GOAL: Select, from the data, each line where "name" occurs.

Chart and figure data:
%%
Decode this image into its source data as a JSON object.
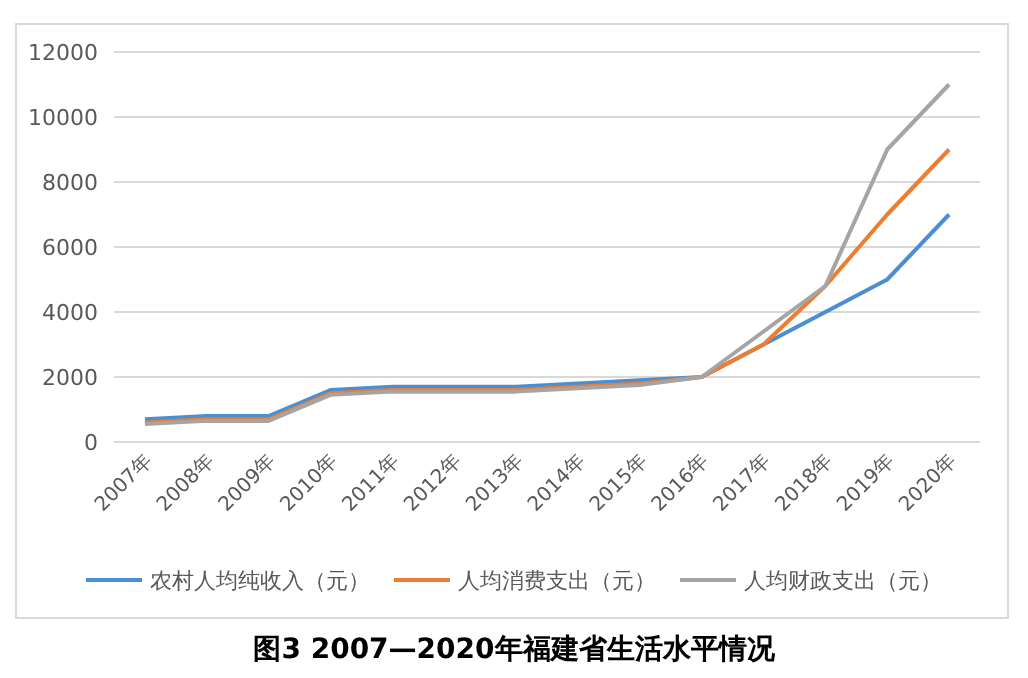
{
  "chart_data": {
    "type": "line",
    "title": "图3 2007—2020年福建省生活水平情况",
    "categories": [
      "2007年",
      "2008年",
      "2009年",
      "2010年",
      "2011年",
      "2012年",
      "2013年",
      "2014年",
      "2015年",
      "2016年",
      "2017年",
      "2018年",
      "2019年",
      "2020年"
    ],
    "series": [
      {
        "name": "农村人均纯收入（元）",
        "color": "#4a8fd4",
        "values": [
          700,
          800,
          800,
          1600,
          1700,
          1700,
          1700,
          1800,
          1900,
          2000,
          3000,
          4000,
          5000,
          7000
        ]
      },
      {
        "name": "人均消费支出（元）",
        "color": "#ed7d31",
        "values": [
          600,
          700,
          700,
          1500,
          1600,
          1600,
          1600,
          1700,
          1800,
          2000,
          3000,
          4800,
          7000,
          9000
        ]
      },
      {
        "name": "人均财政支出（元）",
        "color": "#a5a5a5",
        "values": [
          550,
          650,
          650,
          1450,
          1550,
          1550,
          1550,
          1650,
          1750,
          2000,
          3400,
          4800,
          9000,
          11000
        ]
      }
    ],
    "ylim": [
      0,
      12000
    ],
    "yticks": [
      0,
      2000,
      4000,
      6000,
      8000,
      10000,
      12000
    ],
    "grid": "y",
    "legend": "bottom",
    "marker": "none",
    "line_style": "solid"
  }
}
%%
SOLUTION TO THIS PROBLEM:
        "name": "农村人均纯收入（元）",
        "name": "人均消费支出（元）",
        "name": "人均财政支出（元）",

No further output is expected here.